→ **Requirements**
All entries must be repeated exactly; do not include the pictures.

»»

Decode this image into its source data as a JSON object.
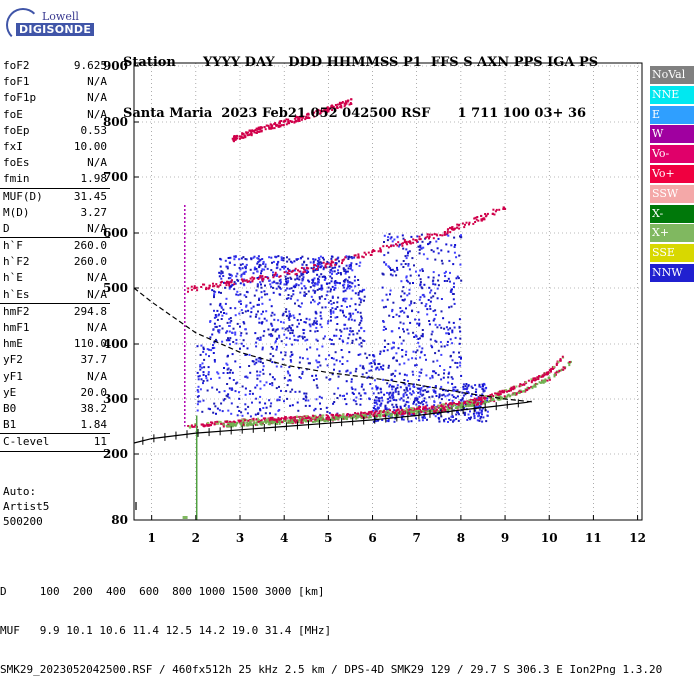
{
  "logo": {
    "line1": "Lowell",
    "line2": "DIGISONDE"
  },
  "header": {
    "row1": "Station      YYYY DAY   DDD HHMMSS P1  FFS S AXN PPS IGA PS",
    "row2": "Santa Maria  2023 Feb21 052 042500 RSF      1 711 100 03+ 36"
  },
  "parameters": {
    "group1": [
      {
        "k": "foF2",
        "v": "9.625"
      },
      {
        "k": "foF1",
        "v": "N/A"
      },
      {
        "k": "foF1p",
        "v": "N/A"
      },
      {
        "k": "foE",
        "v": "N/A"
      },
      {
        "k": "foEp",
        "v": "0.53"
      },
      {
        "k": "fxI",
        "v": "10.00"
      },
      {
        "k": "foEs",
        "v": "N/A"
      },
      {
        "k": "fmin",
        "v": "1.98"
      }
    ],
    "group2": [
      {
        "k": "MUF(D)",
        "v": "31.45"
      },
      {
        "k": "M(D)",
        "v": "3.27"
      },
      {
        "k": "D",
        "v": "N/A"
      }
    ],
    "group3": [
      {
        "k": "h`F",
        "v": "260.0"
      },
      {
        "k": "h`F2",
        "v": "260.0"
      },
      {
        "k": "h`E",
        "v": "N/A"
      },
      {
        "k": "h`Es",
        "v": "N/A"
      }
    ],
    "group4": [
      {
        "k": "hmF2",
        "v": "294.8"
      },
      {
        "k": "hmF1",
        "v": "N/A"
      },
      {
        "k": "hmE",
        "v": "110.0"
      },
      {
        "k": "yF2",
        "v": "37.7"
      },
      {
        "k": "yF1",
        "v": "N/A"
      },
      {
        "k": "yE",
        "v": "20.0"
      },
      {
        "k": "B0",
        "v": "38.2"
      },
      {
        "k": "B1",
        "v": "1.84"
      }
    ],
    "group5": [
      {
        "k": "C-level",
        "v": "11"
      }
    ]
  },
  "auto": {
    "line1": "Auto:",
    "line2": "Artist5",
    "line3": "500200"
  },
  "legend": [
    {
      "label": "NoVal",
      "bg": "#808080",
      "fg": "#ffffff"
    },
    {
      "label": "NNE",
      "bg": "#00e8f0",
      "fg": "#ffffff"
    },
    {
      "label": "E",
      "bg": "#2f9fff",
      "fg": "#ffffff"
    },
    {
      "label": "W",
      "bg": "#a000a0",
      "fg": "#ffffff"
    },
    {
      "label": "Vo-",
      "bg": "#e0006a",
      "fg": "#ffffff"
    },
    {
      "label": "Vo+",
      "bg": "#f00040",
      "fg": "#ffffff"
    },
    {
      "label": "SSW",
      "bg": "#f4a8a8",
      "fg": "#ffffff"
    },
    {
      "label": "X-",
      "bg": "#00780a",
      "fg": "#ffffff"
    },
    {
      "label": "X+",
      "bg": "#80b860",
      "fg": "#ffffff"
    },
    {
      "label": "SSE",
      "bg": "#d8d800",
      "fg": "#ffffff"
    },
    {
      "label": "NNW",
      "bg": "#2020d0",
      "fg": "#ffffff"
    }
  ],
  "bottom": {
    "row1": "D     100  200  400  600  800 1000 1500 3000 [km]",
    "row2": "MUF   9.9 10.1 10.6 11.4 12.5 14.2 19.0 31.4 [MHz]",
    "row3": "SMK29_2023052042500.RSF / 460fx512h 25 kHz 2.5 km / DPS-4D SMK29 129 / 29.7 S 306.3 E Ion2Png 1.3.20"
  },
  "chart_data": {
    "type": "scatter",
    "x_ticks": [
      "1",
      "2",
      "3",
      "4",
      "5",
      "6",
      "7",
      "8",
      "9",
      "10",
      "11",
      "12"
    ],
    "y_ticks": [
      "80",
      "200",
      "300",
      "400",
      "500",
      "600",
      "700",
      "800",
      "900"
    ],
    "xlim": [
      0.6,
      12.1
    ],
    "ylim": [
      80,
      900
    ],
    "y_scale": "nonlinear-virtual-height",
    "grid": "dotted",
    "traces": [
      {
        "name": "O-trace main",
        "color": "#d0004a",
        "points": [
          [
            1.8,
            252
          ],
          [
            2.5,
            258
          ],
          [
            3,
            262
          ],
          [
            4,
            266
          ],
          [
            5,
            270
          ],
          [
            6,
            276
          ],
          [
            7,
            284
          ],
          [
            8,
            294
          ],
          [
            8.5,
            304
          ],
          [
            9,
            316
          ],
          [
            9.5,
            332
          ],
          [
            10,
            352
          ],
          [
            10.3,
            380
          ]
        ]
      },
      {
        "name": "X-trace main",
        "color": "#70b050",
        "points": [
          [
            2.6,
            254
          ],
          [
            3.5,
            258
          ],
          [
            4.5,
            262
          ],
          [
            5.5,
            268
          ],
          [
            6.5,
            274
          ],
          [
            7.5,
            282
          ],
          [
            8.5,
            296
          ],
          [
            9,
            306
          ],
          [
            9.5,
            320
          ],
          [
            10,
            340
          ],
          [
            10.5,
            370
          ]
        ]
      },
      {
        "name": "second hop",
        "color": "#d0004a",
        "points": [
          [
            1.8,
            500
          ],
          [
            2.5,
            508
          ],
          [
            3.5,
            520
          ],
          [
            4.5,
            536
          ],
          [
            5.5,
            556
          ],
          [
            6.5,
            580
          ],
          [
            7.5,
            600
          ],
          [
            8.5,
            630
          ],
          [
            9,
            650
          ]
        ]
      },
      {
        "name": "third hop",
        "color": "#d0004a",
        "points": [
          [
            2.8,
            770
          ],
          [
            3.5,
            790
          ],
          [
            4.5,
            812
          ],
          [
            5.5,
            838
          ]
        ]
      }
    ],
    "scaled_profile": {
      "points": [
        [
          0.6,
          220
        ],
        [
          1,
          228
        ],
        [
          2,
          238
        ],
        [
          3,
          244
        ],
        [
          4,
          250
        ],
        [
          5,
          256
        ],
        [
          6,
          262
        ],
        [
          7,
          270
        ],
        [
          8,
          280
        ],
        [
          8.8,
          287
        ],
        [
          9.5,
          294
        ],
        [
          9.6,
          296
        ]
      ]
    },
    "model_trace": {
      "points": [
        [
          0.6,
          500
        ],
        [
          1,
          475
        ],
        [
          2,
          420
        ],
        [
          3,
          385
        ],
        [
          4,
          362
        ],
        [
          5,
          348
        ],
        [
          6,
          338
        ],
        [
          7,
          326
        ],
        [
          8,
          312
        ],
        [
          9,
          300
        ],
        [
          9.6,
          295
        ]
      ]
    },
    "blue_clusters": [
      {
        "x": [
          2.5,
          5.7
        ],
        "y": [
          500,
          560
        ]
      },
      {
        "x": [
          2.3,
          5.8
        ],
        "y": [
          400,
          500
        ]
      },
      {
        "x": [
          2.0,
          6.2
        ],
        "y": [
          270,
          400
        ]
      },
      {
        "x": [
          6.0,
          8.6
        ],
        "y": [
          260,
          330
        ]
      },
      {
        "x": [
          6.2,
          8.0
        ],
        "y": [
          330,
          600
        ]
      }
    ]
  }
}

««

→ **Solution for this problem**
Decode this image into its source data as a JSON object.
{
  "logo": {
    "line1": "Lowell",
    "line2": "DIGISONDE"
  },
  "header": {
    "row1": "Station      YYYY DAY   DDD HHMMSS P1  FFS S AXN PPS IGA PS",
    "row2": "Santa Maria  2023 Feb21 052 042500 RSF      1 711 100 03+ 36"
  },
  "parameters": {
    "group1": [
      {
        "k": "foF2",
        "v": "9.625"
      },
      {
        "k": "foF1",
        "v": "N/A"
      },
      {
        "k": "foF1p",
        "v": "N/A"
      },
      {
        "k": "foE",
        "v": "N/A"
      },
      {
        "k": "foEp",
        "v": "0.53"
      },
      {
        "k": "fxI",
        "v": "10.00"
      },
      {
        "k": "foEs",
        "v": "N/A"
      },
      {
        "k": "fmin",
        "v": "1.98"
      }
    ],
    "group2": [
      {
        "k": "MUF(D)",
        "v": "31.45"
      },
      {
        "k": "M(D)",
        "v": "3.27"
      },
      {
        "k": "D",
        "v": "N/A"
      }
    ],
    "group3": [
      {
        "k": "h`F",
        "v": "260.0"
      },
      {
        "k": "h`F2",
        "v": "260.0"
      },
      {
        "k": "h`E",
        "v": "N/A"
      },
      {
        "k": "h`Es",
        "v": "N/A"
      }
    ],
    "group4": [
      {
        "k": "hmF2",
        "v": "294.8"
      },
      {
        "k": "hmF1",
        "v": "N/A"
      },
      {
        "k": "hmE",
        "v": "110.0"
      },
      {
        "k": "yF2",
        "v": "37.7"
      },
      {
        "k": "yF1",
        "v": "N/A"
      },
      {
        "k": "yE",
        "v": "20.0"
      },
      {
        "k": "B0",
        "v": "38.2"
      },
      {
        "k": "B1",
        "v": "1.84"
      }
    ],
    "group5": [
      {
        "k": "C-level",
        "v": "11"
      }
    ]
  },
  "auto": {
    "line1": "Auto:",
    "line2": "Artist5",
    "line3": "500200"
  },
  "legend": [
    {
      "label": "NoVal",
      "bg": "#808080",
      "fg": "#ffffff"
    },
    {
      "label": "NNE",
      "bg": "#00e8f0",
      "fg": "#ffffff"
    },
    {
      "label": "E",
      "bg": "#2f9fff",
      "fg": "#ffffff"
    },
    {
      "label": "W",
      "bg": "#a000a0",
      "fg": "#ffffff"
    },
    {
      "label": "Vo-",
      "bg": "#e0006a",
      "fg": "#ffffff"
    },
    {
      "label": "Vo+",
      "bg": "#f00040",
      "fg": "#ffffff"
    },
    {
      "label": "SSW",
      "bg": "#f4a8a8",
      "fg": "#ffffff"
    },
    {
      "label": "X-",
      "bg": "#00780a",
      "fg": "#ffffff"
    },
    {
      "label": "X+",
      "bg": "#80b860",
      "fg": "#ffffff"
    },
    {
      "label": "SSE",
      "bg": "#d8d800",
      "fg": "#ffffff"
    },
    {
      "label": "NNW",
      "bg": "#2020d0",
      "fg": "#ffffff"
    }
  ],
  "bottom": {
    "row1": "D     100  200  400  600  800 1000 1500 3000 [km]",
    "row2": "MUF   9.9 10.1 10.6 11.4 12.5 14.2 19.0 31.4 [MHz]",
    "row3": "SMK29_2023052042500.RSF / 460fx512h 25 kHz 2.5 km / DPS-4D SMK29 129 / 29.7 S 306.3 E Ion2Png 1.3.20"
  },
  "chart_data": {
    "type": "scatter",
    "x_ticks": [
      "1",
      "2",
      "3",
      "4",
      "5",
      "6",
      "7",
      "8",
      "9",
      "10",
      "11",
      "12"
    ],
    "y_ticks": [
      "80",
      "200",
      "300",
      "400",
      "500",
      "600",
      "700",
      "800",
      "900"
    ],
    "xlim": [
      0.6,
      12.1
    ],
    "ylim": [
      80,
      900
    ],
    "y_scale": "nonlinear-virtual-height",
    "grid": "dotted",
    "traces": [
      {
        "name": "O-trace main",
        "color": "#d0004a",
        "points": [
          [
            1.8,
            252
          ],
          [
            2.5,
            258
          ],
          [
            3,
            262
          ],
          [
            4,
            266
          ],
          [
            5,
            270
          ],
          [
            6,
            276
          ],
          [
            7,
            284
          ],
          [
            8,
            294
          ],
          [
            8.5,
            304
          ],
          [
            9,
            316
          ],
          [
            9.5,
            332
          ],
          [
            10,
            352
          ],
          [
            10.3,
            380
          ]
        ]
      },
      {
        "name": "X-trace main",
        "color": "#70b050",
        "points": [
          [
            2.6,
            254
          ],
          [
            3.5,
            258
          ],
          [
            4.5,
            262
          ],
          [
            5.5,
            268
          ],
          [
            6.5,
            274
          ],
          [
            7.5,
            282
          ],
          [
            8.5,
            296
          ],
          [
            9,
            306
          ],
          [
            9.5,
            320
          ],
          [
            10,
            340
          ],
          [
            10.5,
            370
          ]
        ]
      },
      {
        "name": "second hop",
        "color": "#d0004a",
        "points": [
          [
            1.8,
            500
          ],
          [
            2.5,
            508
          ],
          [
            3.5,
            520
          ],
          [
            4.5,
            536
          ],
          [
            5.5,
            556
          ],
          [
            6.5,
            580
          ],
          [
            7.5,
            600
          ],
          [
            8.5,
            630
          ],
          [
            9,
            650
          ]
        ]
      },
      {
        "name": "third hop",
        "color": "#d0004a",
        "points": [
          [
            2.8,
            770
          ],
          [
            3.5,
            790
          ],
          [
            4.5,
            812
          ],
          [
            5.5,
            838
          ]
        ]
      }
    ],
    "scaled_profile": {
      "points": [
        [
          0.6,
          220
        ],
        [
          1,
          228
        ],
        [
          2,
          238
        ],
        [
          3,
          244
        ],
        [
          4,
          250
        ],
        [
          5,
          256
        ],
        [
          6,
          262
        ],
        [
          7,
          270
        ],
        [
          8,
          280
        ],
        [
          8.8,
          287
        ],
        [
          9.5,
          294
        ],
        [
          9.6,
          296
        ]
      ]
    },
    "model_trace": {
      "points": [
        [
          0.6,
          500
        ],
        [
          1,
          475
        ],
        [
          2,
          420
        ],
        [
          3,
          385
        ],
        [
          4,
          362
        ],
        [
          5,
          348
        ],
        [
          6,
          338
        ],
        [
          7,
          326
        ],
        [
          8,
          312
        ],
        [
          9,
          300
        ],
        [
          9.6,
          295
        ]
      ]
    },
    "blue_clusters": [
      {
        "x": [
          2.5,
          5.7
        ],
        "y": [
          500,
          560
        ]
      },
      {
        "x": [
          2.3,
          5.8
        ],
        "y": [
          400,
          500
        ]
      },
      {
        "x": [
          2.0,
          6.2
        ],
        "y": [
          270,
          400
        ]
      },
      {
        "x": [
          6.0,
          8.6
        ],
        "y": [
          260,
          330
        ]
      },
      {
        "x": [
          6.2,
          8.0
        ],
        "y": [
          330,
          600
        ]
      }
    ]
  }
}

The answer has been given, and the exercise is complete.